> **Stated problem**
Pick out every line in the data below that holds "page".

[Data excerpts]
________________________
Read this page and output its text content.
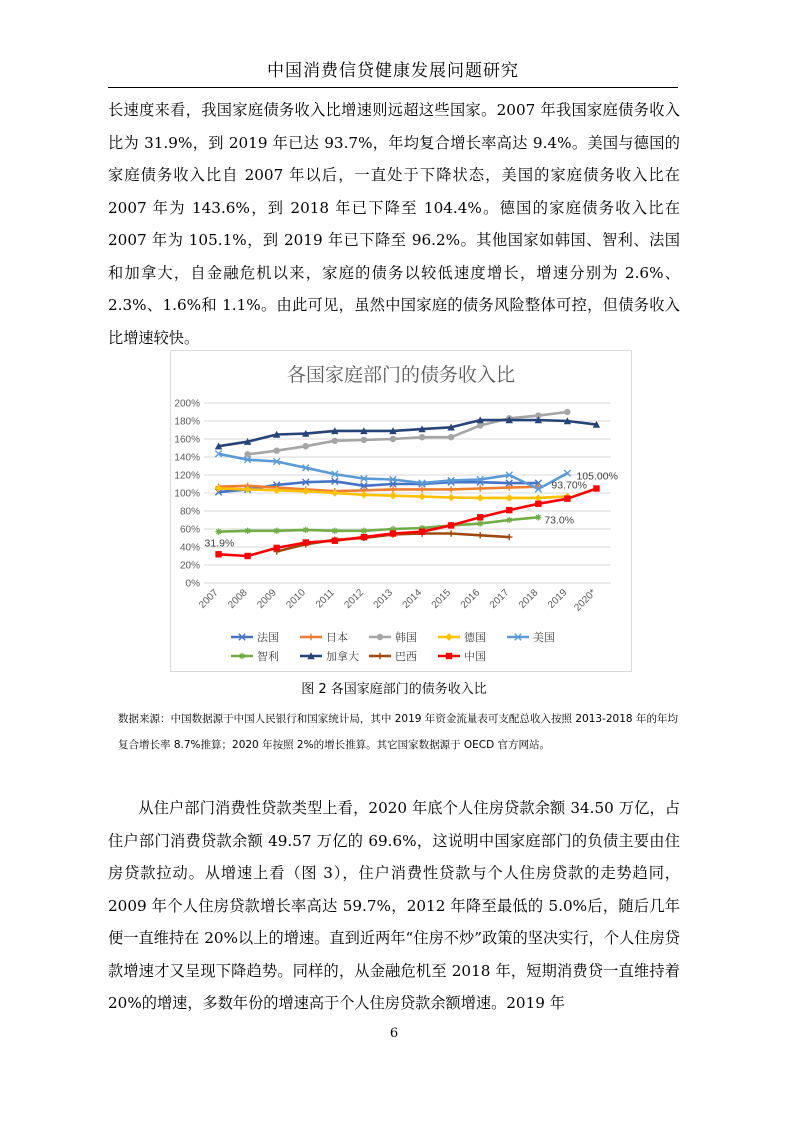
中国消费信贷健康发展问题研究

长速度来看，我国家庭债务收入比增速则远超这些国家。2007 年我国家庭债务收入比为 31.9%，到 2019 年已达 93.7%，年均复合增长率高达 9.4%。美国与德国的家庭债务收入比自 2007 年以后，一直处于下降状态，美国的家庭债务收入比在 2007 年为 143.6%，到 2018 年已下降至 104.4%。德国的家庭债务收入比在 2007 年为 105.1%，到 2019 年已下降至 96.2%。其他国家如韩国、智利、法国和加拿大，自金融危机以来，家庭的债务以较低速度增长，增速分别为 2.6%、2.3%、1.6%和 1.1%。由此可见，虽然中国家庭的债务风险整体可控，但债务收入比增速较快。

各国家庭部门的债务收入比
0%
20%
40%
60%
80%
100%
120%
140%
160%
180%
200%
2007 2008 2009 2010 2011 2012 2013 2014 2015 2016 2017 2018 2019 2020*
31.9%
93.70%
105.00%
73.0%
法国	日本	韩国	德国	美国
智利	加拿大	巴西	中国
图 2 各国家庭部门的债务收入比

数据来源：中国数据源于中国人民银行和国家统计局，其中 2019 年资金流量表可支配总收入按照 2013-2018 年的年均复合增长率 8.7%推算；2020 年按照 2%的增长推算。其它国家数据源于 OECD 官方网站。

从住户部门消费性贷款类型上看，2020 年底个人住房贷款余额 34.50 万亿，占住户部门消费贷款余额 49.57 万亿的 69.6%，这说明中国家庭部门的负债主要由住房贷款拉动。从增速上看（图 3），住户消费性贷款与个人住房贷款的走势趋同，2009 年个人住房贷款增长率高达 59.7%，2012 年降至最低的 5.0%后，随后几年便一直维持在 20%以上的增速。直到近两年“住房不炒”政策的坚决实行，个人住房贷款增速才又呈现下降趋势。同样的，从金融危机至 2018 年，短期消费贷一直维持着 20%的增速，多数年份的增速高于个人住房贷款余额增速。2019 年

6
________________________
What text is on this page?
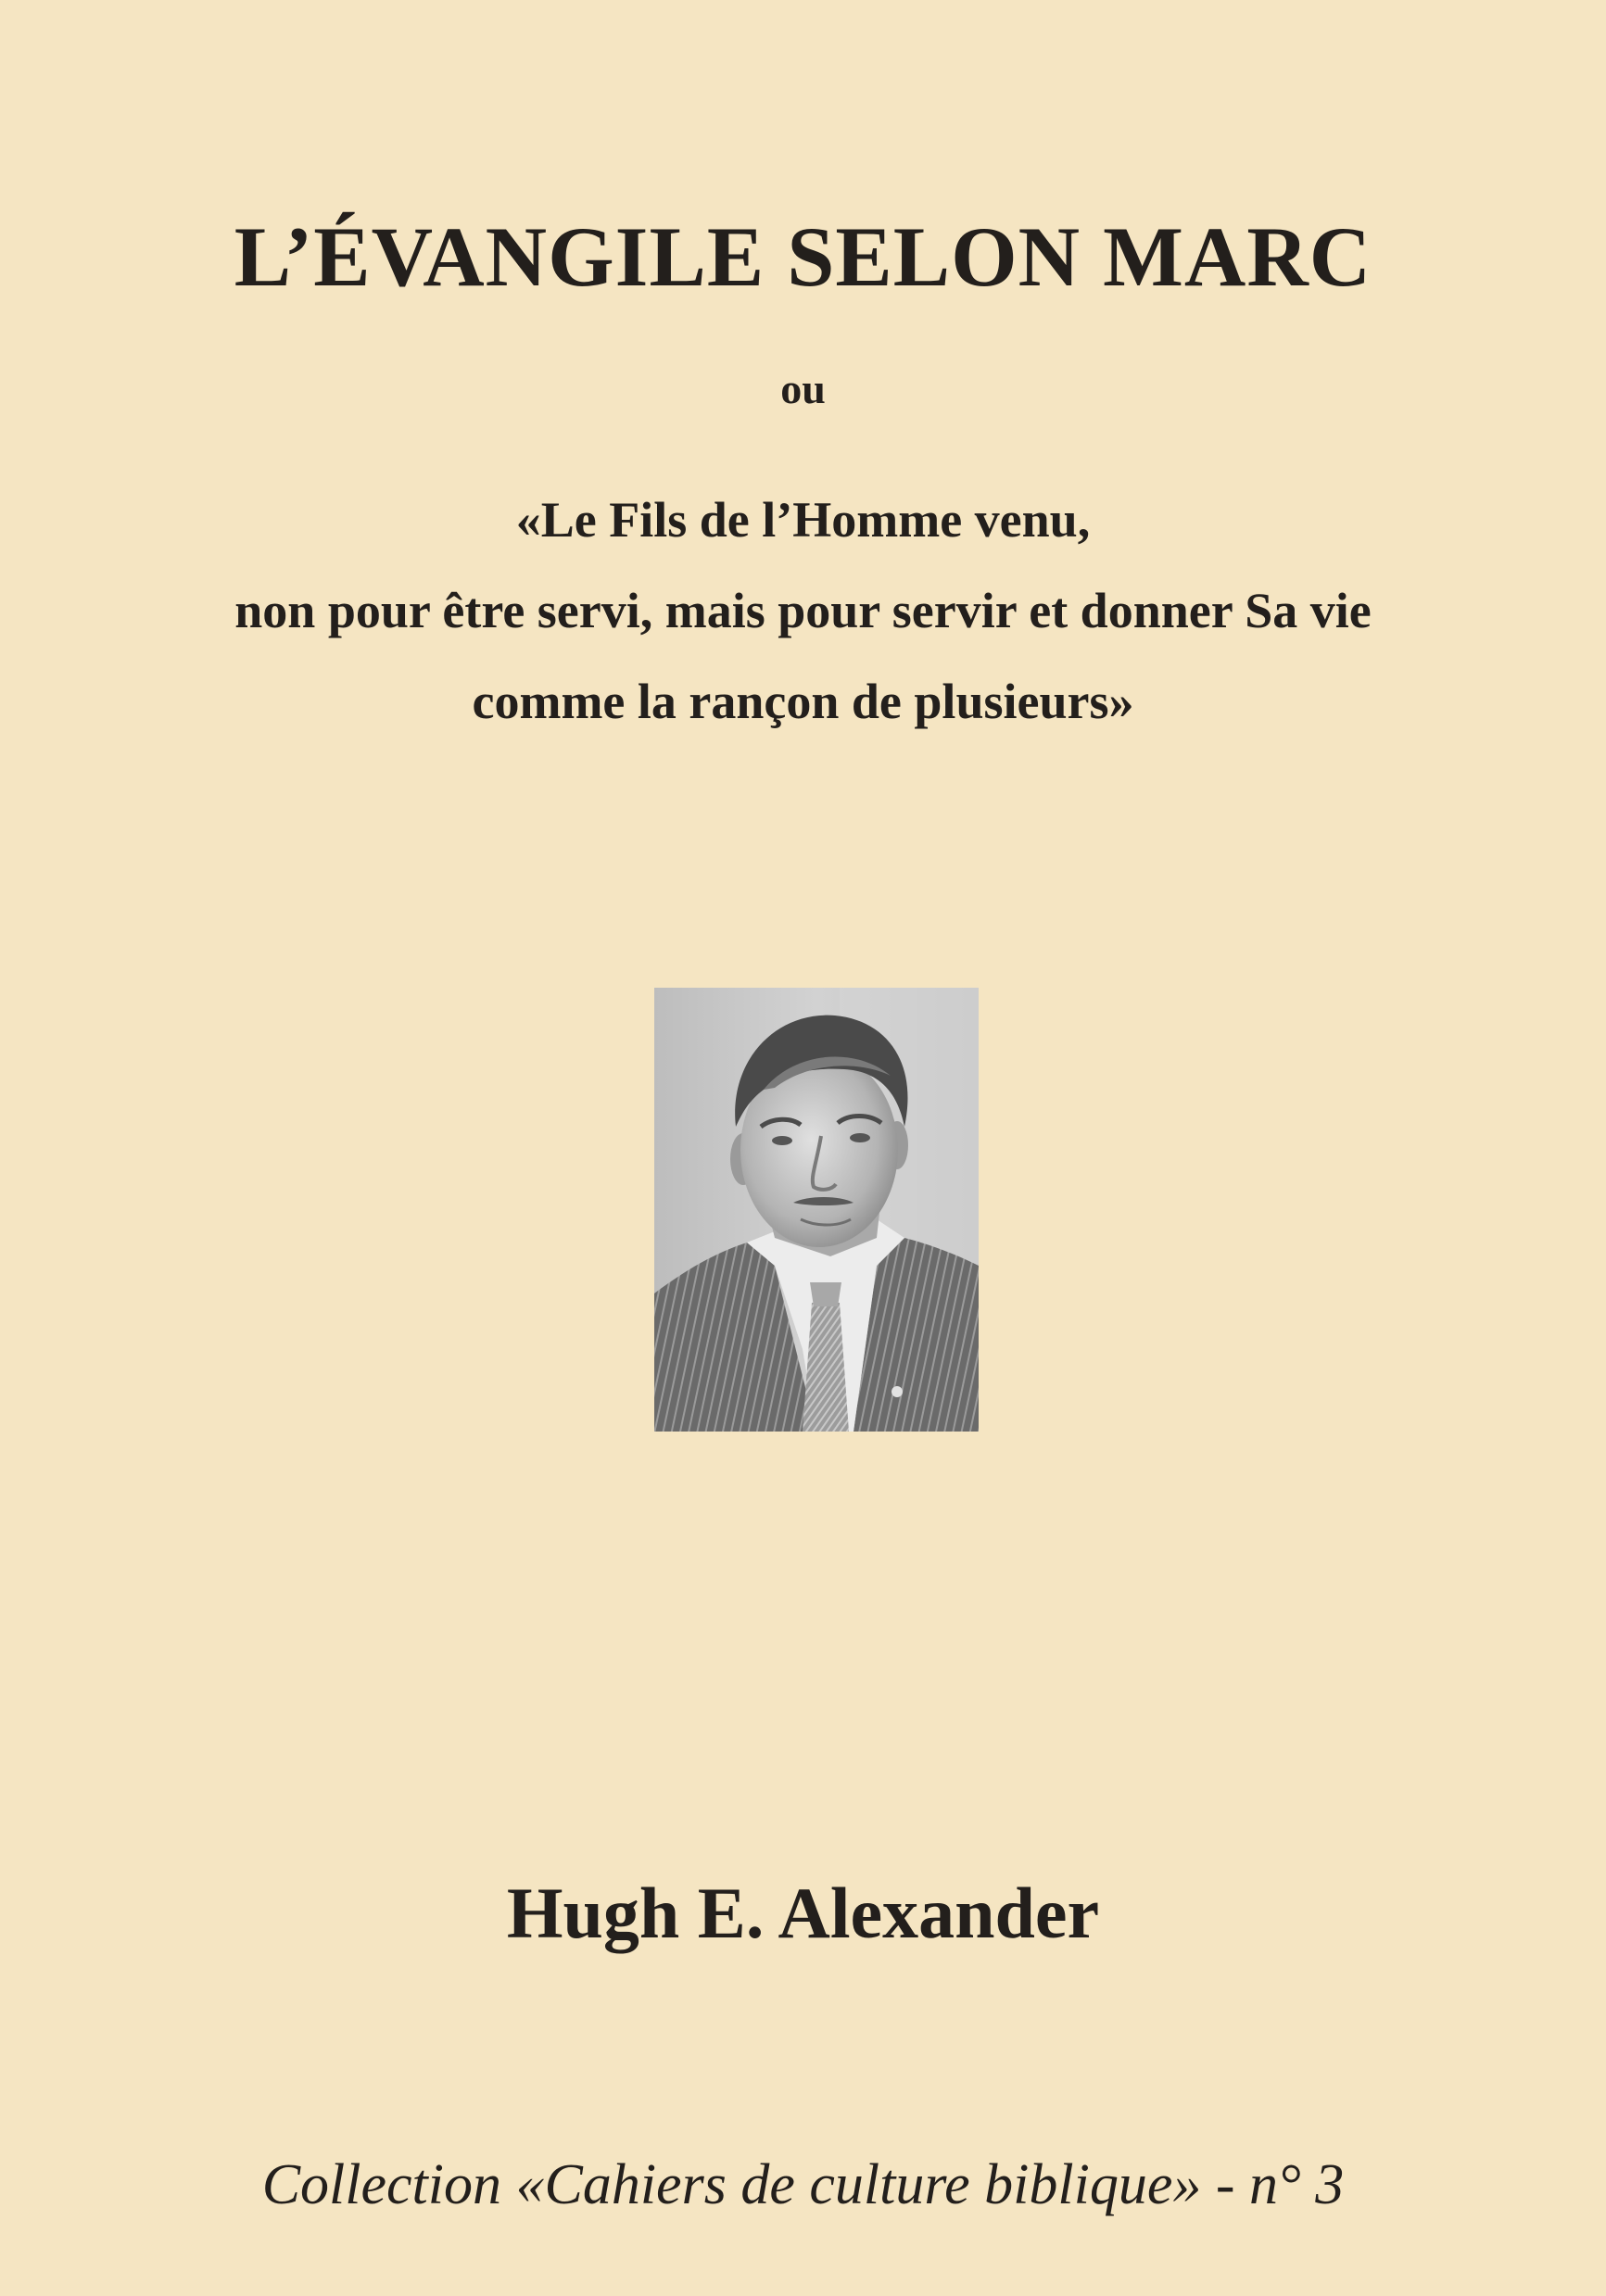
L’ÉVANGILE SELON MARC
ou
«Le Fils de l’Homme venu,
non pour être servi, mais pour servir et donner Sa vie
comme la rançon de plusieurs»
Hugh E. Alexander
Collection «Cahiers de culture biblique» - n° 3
________________________
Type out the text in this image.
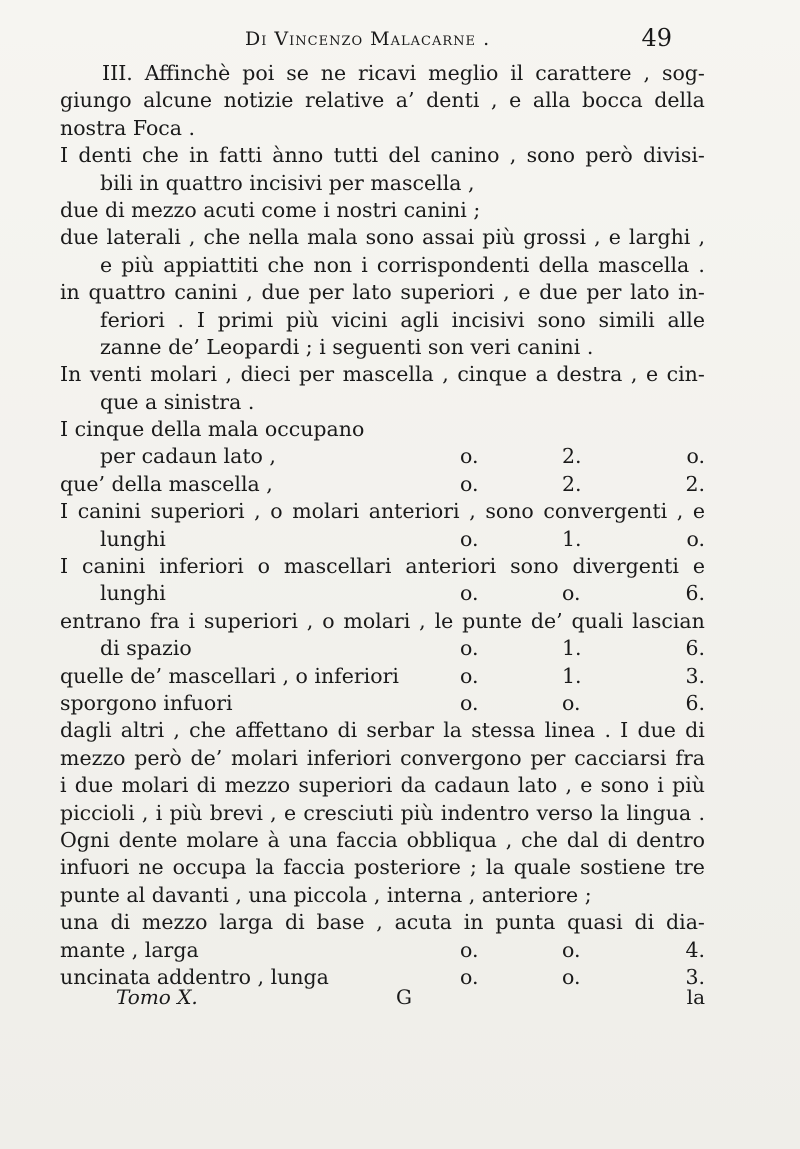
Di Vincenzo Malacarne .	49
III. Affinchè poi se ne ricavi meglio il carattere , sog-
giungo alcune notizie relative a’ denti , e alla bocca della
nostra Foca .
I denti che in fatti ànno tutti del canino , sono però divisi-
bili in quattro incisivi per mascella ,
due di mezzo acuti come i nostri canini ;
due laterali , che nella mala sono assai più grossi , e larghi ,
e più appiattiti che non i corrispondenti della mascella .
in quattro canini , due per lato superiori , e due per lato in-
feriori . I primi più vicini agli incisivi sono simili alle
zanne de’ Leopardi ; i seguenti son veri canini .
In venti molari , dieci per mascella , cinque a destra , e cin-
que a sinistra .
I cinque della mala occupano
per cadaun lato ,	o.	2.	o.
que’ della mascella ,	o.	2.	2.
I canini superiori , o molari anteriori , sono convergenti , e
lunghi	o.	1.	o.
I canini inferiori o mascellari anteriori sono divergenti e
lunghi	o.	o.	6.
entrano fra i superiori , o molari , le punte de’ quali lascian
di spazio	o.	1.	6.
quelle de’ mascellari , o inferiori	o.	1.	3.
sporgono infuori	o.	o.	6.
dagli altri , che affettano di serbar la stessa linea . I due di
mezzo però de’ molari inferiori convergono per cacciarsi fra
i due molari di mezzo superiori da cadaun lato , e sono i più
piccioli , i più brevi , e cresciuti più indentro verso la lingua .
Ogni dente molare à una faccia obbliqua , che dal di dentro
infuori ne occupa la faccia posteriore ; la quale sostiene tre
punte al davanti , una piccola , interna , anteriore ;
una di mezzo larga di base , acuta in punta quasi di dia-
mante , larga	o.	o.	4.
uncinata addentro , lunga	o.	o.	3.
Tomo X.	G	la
________________________
> **Answer for this exercise**
Read this page and output its text content.
What text is on this page?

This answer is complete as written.